Set exercise:
The records are to be restated in their entirety, word for word.

Start Data to use

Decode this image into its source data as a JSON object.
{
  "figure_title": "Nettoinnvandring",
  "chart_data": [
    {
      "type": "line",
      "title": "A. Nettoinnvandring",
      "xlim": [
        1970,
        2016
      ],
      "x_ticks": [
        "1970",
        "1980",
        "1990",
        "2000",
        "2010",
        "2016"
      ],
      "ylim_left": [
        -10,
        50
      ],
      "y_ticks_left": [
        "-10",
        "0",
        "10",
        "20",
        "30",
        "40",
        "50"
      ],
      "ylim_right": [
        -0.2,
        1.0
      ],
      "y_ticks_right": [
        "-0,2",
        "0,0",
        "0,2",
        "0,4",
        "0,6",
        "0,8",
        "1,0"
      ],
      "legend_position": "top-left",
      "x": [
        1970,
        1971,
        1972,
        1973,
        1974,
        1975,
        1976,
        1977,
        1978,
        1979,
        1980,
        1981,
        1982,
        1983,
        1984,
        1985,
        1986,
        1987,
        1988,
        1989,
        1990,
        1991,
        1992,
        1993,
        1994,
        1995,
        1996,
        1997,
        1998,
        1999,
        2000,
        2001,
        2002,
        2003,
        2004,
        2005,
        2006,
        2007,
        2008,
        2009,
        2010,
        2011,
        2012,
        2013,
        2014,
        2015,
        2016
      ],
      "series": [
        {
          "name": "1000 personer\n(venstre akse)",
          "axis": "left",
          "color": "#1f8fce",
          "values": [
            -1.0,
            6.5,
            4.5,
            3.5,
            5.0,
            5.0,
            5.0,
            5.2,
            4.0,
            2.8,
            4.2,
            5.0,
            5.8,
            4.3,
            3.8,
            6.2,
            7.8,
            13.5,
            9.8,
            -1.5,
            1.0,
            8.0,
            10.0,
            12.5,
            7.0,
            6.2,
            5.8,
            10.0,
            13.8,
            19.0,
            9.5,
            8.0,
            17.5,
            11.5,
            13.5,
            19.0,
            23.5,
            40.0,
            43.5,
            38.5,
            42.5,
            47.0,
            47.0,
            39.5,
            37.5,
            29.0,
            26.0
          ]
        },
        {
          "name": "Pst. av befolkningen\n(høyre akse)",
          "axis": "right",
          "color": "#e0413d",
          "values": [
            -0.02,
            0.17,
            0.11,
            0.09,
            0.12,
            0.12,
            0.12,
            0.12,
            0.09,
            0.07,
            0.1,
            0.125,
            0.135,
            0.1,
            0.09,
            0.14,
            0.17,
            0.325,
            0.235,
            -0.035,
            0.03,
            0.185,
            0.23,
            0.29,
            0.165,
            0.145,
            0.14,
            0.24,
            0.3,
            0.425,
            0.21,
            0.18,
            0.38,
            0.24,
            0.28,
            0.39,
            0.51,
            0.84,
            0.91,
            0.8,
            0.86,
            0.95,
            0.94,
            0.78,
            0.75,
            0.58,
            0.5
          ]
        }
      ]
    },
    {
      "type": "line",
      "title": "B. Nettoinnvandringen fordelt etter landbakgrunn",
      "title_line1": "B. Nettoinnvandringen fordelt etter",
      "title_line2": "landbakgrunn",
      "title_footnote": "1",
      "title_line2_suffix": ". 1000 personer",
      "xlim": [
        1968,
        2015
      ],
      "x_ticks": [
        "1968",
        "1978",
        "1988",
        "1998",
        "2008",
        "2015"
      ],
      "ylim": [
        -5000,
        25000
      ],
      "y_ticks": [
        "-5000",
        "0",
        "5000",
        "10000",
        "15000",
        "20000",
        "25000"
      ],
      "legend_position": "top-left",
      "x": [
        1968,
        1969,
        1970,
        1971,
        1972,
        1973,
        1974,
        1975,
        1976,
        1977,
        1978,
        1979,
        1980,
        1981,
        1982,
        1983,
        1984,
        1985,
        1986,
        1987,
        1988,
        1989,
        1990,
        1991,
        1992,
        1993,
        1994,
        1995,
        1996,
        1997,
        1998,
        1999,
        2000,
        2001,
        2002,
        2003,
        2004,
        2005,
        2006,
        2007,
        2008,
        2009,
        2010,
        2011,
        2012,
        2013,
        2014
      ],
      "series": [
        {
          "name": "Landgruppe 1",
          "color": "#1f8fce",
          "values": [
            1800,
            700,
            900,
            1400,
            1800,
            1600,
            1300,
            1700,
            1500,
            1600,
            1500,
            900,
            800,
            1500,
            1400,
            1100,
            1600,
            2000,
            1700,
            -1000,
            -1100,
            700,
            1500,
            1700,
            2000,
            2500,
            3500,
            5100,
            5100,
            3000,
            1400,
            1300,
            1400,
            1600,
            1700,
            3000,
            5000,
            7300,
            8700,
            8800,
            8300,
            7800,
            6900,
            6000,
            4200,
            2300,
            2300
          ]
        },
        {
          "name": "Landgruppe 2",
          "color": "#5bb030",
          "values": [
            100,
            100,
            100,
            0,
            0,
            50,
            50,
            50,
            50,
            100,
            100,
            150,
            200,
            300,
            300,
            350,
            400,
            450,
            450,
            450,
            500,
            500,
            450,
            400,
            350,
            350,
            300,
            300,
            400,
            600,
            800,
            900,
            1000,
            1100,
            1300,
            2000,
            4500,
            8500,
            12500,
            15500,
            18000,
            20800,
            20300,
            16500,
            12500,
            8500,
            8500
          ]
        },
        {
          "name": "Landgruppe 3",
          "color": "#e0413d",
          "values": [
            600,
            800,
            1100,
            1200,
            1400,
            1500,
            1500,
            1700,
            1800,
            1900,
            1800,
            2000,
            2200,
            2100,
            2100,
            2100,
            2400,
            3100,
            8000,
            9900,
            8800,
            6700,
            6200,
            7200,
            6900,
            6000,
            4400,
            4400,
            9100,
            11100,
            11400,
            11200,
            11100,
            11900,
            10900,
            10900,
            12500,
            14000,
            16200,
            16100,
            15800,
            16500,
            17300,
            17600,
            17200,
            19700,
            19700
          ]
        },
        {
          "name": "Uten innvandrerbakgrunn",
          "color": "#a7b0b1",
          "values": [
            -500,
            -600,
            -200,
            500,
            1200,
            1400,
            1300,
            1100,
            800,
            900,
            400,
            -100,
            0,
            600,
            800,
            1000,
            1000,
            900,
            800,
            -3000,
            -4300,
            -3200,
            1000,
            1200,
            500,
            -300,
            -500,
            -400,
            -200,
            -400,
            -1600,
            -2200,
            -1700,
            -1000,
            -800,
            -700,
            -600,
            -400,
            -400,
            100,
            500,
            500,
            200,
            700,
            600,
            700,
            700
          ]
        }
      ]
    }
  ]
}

End Data to use

Solution for this exercise:
Decode this image into its source data as a JSON object.
{
  "figure_title": "Nettoinnvandring",
  "chart_data": [
    {
      "type": "line",
      "title": "A. Nettoinnvandring",
      "xlim": [
        1970,
        2016
      ],
      "x_ticks": [
        "1970",
        "1980",
        "1990",
        "2000",
        "2010",
        "2016"
      ],
      "ylim_left": [
        -10,
        50
      ],
      "y_ticks_left": [
        "-10",
        "0",
        "10",
        "20",
        "30",
        "40",
        "50"
      ],
      "ylim_right": [
        -0.2,
        1.0
      ],
      "y_ticks_right": [
        "-0,2",
        "0,0",
        "0,2",
        "0,4",
        "0,6",
        "0,8",
        "1,0"
      ],
      "legend_position": "top-left",
      "x": [
        1970,
        1971,
        1972,
        1973,
        1974,
        1975,
        1976,
        1977,
        1978,
        1979,
        1980,
        1981,
        1982,
        1983,
        1984,
        1985,
        1986,
        1987,
        1988,
        1989,
        1990,
        1991,
        1992,
        1993,
        1994,
        1995,
        1996,
        1997,
        1998,
        1999,
        2000,
        2001,
        2002,
        2003,
        2004,
        2005,
        2006,
        2007,
        2008,
        2009,
        2010,
        2011,
        2012,
        2013,
        2014,
        2015,
        2016
      ],
      "series": [
        {
          "name": "1000 personer\n(venstre akse)",
          "axis": "left",
          "color": "#1f8fce",
          "values": [
            -1.0,
            6.5,
            4.5,
            3.5,
            5.0,
            5.0,
            5.0,
            5.2,
            4.0,
            2.8,
            4.2,
            5.0,
            5.8,
            4.3,
            3.8,
            6.2,
            7.8,
            13.5,
            9.8,
            -1.5,
            1.0,
            8.0,
            10.0,
            12.5,
            7.0,
            6.2,
            5.8,
            10.0,
            13.8,
            19.0,
            9.5,
            8.0,
            17.5,
            11.5,
            13.5,
            19.0,
            23.5,
            40.0,
            43.5,
            38.5,
            42.5,
            47.0,
            47.0,
            39.5,
            37.5,
            29.0,
            26.0
          ]
        },
        {
          "name": "Pst. av befolkningen\n(høyre akse)",
          "axis": "right",
          "color": "#e0413d",
          "values": [
            -0.02,
            0.17,
            0.11,
            0.09,
            0.12,
            0.12,
            0.12,
            0.12,
            0.09,
            0.07,
            0.1,
            0.125,
            0.135,
            0.1,
            0.09,
            0.14,
            0.17,
            0.325,
            0.235,
            -0.035,
            0.03,
            0.185,
            0.23,
            0.29,
            0.165,
            0.145,
            0.14,
            0.24,
            0.3,
            0.425,
            0.21,
            0.18,
            0.38,
            0.24,
            0.28,
            0.39,
            0.51,
            0.84,
            0.91,
            0.8,
            0.86,
            0.95,
            0.94,
            0.78,
            0.75,
            0.58,
            0.5
          ]
        }
      ]
    },
    {
      "type": "line",
      "title": "B. Nettoinnvandringen fordelt etter landbakgrunn",
      "title_line1": "B. Nettoinnvandringen fordelt etter",
      "title_line2": "landbakgrunn",
      "title_footnote": "1",
      "title_line2_suffix": ". 1000 personer",
      "xlim": [
        1968,
        2015
      ],
      "x_ticks": [
        "1968",
        "1978",
        "1988",
        "1998",
        "2008",
        "2015"
      ],
      "ylim": [
        -5000,
        25000
      ],
      "y_ticks": [
        "-5000",
        "0",
        "5000",
        "10000",
        "15000",
        "20000",
        "25000"
      ],
      "legend_position": "top-left",
      "x": [
        1968,
        1969,
        1970,
        1971,
        1972,
        1973,
        1974,
        1975,
        1976,
        1977,
        1978,
        1979,
        1980,
        1981,
        1982,
        1983,
        1984,
        1985,
        1986,
        1987,
        1988,
        1989,
        1990,
        1991,
        1992,
        1993,
        1994,
        1995,
        1996,
        1997,
        1998,
        1999,
        2000,
        2001,
        2002,
        2003,
        2004,
        2005,
        2006,
        2007,
        2008,
        2009,
        2010,
        2011,
        2012,
        2013,
        2014
      ],
      "series": [
        {
          "name": "Landgruppe 1",
          "color": "#1f8fce",
          "values": [
            1800,
            700,
            900,
            1400,
            1800,
            1600,
            1300,
            1700,
            1500,
            1600,
            1500,
            900,
            800,
            1500,
            1400,
            1100,
            1600,
            2000,
            1700,
            -1000,
            -1100,
            700,
            1500,
            1700,
            2000,
            2500,
            3500,
            5100,
            5100,
            3000,
            1400,
            1300,
            1400,
            1600,
            1700,
            3000,
            5000,
            7300,
            8700,
            8800,
            8300,
            7800,
            6900,
            6000,
            4200,
            2300,
            2300
          ]
        },
        {
          "name": "Landgruppe 2",
          "color": "#5bb030",
          "values": [
            100,
            100,
            100,
            0,
            0,
            50,
            50,
            50,
            50,
            100,
            100,
            150,
            200,
            300,
            300,
            350,
            400,
            450,
            450,
            450,
            500,
            500,
            450,
            400,
            350,
            350,
            300,
            300,
            400,
            600,
            800,
            900,
            1000,
            1100,
            1300,
            2000,
            4500,
            8500,
            12500,
            15500,
            18000,
            20800,
            20300,
            16500,
            12500,
            8500,
            8500
          ]
        },
        {
          "name": "Landgruppe 3",
          "color": "#e0413d",
          "values": [
            600,
            800,
            1100,
            1200,
            1400,
            1500,
            1500,
            1700,
            1800,
            1900,
            1800,
            2000,
            2200,
            2100,
            2100,
            2100,
            2400,
            3100,
            8000,
            9900,
            8800,
            6700,
            6200,
            7200,
            6900,
            6000,
            4400,
            4400,
            9100,
            11100,
            11400,
            11200,
            11100,
            11900,
            10900,
            10900,
            12500,
            14000,
            16200,
            16100,
            15800,
            16500,
            17300,
            17600,
            17200,
            19700,
            19700
          ]
        },
        {
          "name": "Uten innvandrerbakgrunn",
          "color": "#a7b0b1",
          "values": [
            -500,
            -600,
            -200,
            500,
            1200,
            1400,
            1300,
            1100,
            800,
            900,
            400,
            -100,
            0,
            600,
            800,
            1000,
            1000,
            900,
            800,
            -3000,
            -4300,
            -3200,
            1000,
            1200,
            500,
            -300,
            -500,
            -400,
            -200,
            -400,
            -1600,
            -2200,
            -1700,
            -1000,
            -800,
            -700,
            -600,
            -400,
            -400,
            100,
            500,
            500,
            200,
            700,
            600,
            700,
            700
          ]
        }
      ]
    }
  ]
}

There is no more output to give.